● Written problem
Copy out, from the entries below, each line holding the string "name".

● Source records
######
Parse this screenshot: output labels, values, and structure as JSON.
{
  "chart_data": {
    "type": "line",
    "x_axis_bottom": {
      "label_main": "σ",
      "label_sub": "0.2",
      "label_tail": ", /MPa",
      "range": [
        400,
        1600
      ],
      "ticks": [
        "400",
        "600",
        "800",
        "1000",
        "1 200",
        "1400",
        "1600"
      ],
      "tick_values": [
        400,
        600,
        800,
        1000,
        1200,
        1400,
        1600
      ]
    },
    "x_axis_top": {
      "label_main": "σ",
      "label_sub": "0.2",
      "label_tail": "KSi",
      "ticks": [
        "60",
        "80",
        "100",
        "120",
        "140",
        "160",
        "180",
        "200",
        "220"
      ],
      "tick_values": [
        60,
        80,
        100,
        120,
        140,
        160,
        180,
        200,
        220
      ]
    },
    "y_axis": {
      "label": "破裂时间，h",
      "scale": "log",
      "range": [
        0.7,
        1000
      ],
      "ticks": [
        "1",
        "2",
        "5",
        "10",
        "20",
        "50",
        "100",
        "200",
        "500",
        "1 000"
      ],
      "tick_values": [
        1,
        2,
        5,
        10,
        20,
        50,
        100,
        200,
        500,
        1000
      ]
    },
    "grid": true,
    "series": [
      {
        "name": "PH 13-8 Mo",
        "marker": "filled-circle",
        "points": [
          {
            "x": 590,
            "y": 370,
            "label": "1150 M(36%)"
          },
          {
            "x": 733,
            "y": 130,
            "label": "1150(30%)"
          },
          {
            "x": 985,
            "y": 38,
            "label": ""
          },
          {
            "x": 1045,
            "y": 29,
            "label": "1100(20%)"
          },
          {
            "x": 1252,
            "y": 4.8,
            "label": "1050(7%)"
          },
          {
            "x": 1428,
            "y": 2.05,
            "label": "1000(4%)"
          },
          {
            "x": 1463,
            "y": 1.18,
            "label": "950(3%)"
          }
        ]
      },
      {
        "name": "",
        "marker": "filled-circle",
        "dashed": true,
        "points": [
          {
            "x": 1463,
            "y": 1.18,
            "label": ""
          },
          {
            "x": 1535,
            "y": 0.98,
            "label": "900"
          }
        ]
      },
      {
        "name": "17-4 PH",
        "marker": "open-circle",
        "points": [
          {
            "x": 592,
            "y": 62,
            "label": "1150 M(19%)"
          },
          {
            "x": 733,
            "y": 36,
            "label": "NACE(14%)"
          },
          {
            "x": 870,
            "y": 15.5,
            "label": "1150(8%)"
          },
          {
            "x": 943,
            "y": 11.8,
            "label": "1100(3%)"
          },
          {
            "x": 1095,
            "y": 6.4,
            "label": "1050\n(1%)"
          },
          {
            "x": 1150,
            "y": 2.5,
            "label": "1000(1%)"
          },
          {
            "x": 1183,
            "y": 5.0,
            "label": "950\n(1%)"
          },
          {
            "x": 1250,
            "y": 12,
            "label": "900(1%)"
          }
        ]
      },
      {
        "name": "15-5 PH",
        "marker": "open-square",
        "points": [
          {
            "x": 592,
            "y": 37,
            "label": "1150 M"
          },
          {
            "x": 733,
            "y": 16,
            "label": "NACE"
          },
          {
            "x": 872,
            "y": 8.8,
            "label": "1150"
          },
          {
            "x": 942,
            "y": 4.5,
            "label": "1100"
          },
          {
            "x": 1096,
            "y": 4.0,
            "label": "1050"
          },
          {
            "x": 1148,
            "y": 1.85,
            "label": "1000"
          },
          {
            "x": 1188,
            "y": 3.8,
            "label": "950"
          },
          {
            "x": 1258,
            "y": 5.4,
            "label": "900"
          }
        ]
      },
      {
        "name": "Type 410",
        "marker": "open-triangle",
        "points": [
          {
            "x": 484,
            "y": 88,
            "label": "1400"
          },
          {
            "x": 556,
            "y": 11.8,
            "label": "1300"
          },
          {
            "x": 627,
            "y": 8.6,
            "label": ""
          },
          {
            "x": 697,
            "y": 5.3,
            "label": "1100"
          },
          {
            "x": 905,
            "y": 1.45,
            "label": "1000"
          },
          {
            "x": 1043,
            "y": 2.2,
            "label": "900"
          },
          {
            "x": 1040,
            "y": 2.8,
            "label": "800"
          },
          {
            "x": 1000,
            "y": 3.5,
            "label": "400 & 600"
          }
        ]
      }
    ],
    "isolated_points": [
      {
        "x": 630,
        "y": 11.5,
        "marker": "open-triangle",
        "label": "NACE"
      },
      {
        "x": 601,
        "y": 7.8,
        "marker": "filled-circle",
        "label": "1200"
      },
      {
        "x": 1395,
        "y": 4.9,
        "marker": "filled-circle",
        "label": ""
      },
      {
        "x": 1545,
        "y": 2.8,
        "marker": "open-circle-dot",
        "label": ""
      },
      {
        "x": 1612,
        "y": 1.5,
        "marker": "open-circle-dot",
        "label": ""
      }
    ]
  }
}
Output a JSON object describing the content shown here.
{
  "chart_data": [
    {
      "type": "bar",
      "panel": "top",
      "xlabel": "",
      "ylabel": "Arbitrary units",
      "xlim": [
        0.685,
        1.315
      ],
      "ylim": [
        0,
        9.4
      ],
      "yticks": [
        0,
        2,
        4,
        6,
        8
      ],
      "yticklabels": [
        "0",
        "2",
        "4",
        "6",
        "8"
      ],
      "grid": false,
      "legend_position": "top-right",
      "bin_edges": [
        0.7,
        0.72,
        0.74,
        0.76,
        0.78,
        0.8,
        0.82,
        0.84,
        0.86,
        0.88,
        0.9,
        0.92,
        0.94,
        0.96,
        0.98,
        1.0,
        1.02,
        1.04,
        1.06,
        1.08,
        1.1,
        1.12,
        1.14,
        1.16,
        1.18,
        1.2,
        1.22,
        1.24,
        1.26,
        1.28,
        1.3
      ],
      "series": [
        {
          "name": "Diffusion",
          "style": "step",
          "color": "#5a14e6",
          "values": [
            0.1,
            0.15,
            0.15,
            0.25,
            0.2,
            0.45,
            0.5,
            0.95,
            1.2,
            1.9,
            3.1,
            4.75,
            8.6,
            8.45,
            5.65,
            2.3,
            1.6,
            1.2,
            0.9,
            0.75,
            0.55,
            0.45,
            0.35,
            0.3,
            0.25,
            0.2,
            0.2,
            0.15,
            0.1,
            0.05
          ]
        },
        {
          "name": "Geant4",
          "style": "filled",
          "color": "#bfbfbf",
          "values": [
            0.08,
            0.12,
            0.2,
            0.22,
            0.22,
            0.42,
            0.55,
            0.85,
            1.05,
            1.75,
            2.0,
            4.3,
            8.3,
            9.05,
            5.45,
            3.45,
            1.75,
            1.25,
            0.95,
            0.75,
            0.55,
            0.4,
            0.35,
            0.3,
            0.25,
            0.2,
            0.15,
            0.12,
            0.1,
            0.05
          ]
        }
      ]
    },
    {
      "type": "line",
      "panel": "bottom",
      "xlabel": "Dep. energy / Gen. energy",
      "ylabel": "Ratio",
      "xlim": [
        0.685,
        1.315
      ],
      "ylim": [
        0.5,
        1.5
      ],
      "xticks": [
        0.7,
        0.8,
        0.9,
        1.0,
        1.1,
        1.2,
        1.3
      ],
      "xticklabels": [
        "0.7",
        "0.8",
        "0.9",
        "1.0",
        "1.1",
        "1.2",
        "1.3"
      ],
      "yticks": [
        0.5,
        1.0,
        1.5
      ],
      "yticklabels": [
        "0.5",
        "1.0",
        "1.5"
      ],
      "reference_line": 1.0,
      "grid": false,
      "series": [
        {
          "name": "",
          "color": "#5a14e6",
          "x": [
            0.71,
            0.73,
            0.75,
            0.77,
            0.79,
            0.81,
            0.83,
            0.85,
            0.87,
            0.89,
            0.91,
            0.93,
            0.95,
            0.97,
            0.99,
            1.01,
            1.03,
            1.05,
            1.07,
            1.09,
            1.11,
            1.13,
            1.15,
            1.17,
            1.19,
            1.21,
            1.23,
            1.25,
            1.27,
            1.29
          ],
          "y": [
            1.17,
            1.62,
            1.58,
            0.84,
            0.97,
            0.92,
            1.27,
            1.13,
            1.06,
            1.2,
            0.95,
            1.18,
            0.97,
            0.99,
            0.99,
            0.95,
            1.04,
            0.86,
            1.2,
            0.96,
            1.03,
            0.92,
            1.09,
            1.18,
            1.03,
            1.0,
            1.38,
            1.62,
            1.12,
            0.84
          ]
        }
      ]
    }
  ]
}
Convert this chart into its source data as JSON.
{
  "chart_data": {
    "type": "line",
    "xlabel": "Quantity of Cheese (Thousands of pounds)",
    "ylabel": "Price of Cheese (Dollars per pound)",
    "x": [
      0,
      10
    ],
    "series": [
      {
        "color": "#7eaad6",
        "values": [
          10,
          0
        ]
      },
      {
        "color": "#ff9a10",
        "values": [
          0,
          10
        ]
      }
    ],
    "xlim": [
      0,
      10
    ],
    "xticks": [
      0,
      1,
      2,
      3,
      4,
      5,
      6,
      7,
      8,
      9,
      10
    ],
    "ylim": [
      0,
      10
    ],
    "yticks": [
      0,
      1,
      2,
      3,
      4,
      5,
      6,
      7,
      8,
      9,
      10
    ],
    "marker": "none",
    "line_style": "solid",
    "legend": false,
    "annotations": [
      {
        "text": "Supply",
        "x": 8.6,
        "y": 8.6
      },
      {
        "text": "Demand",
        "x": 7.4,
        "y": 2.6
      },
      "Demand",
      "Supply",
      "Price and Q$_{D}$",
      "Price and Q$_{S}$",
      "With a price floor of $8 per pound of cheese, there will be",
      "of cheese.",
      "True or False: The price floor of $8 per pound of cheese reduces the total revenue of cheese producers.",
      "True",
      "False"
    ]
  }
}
######
● Task output
        "name": "PH 13-8 Mo",
        "name": "",
        "name": "17-4 PH",
        "name": "15-5 PH",
        "name": "Type 410",
          "name": "Diffusion",
          "name": "Geant4",
          "name": "",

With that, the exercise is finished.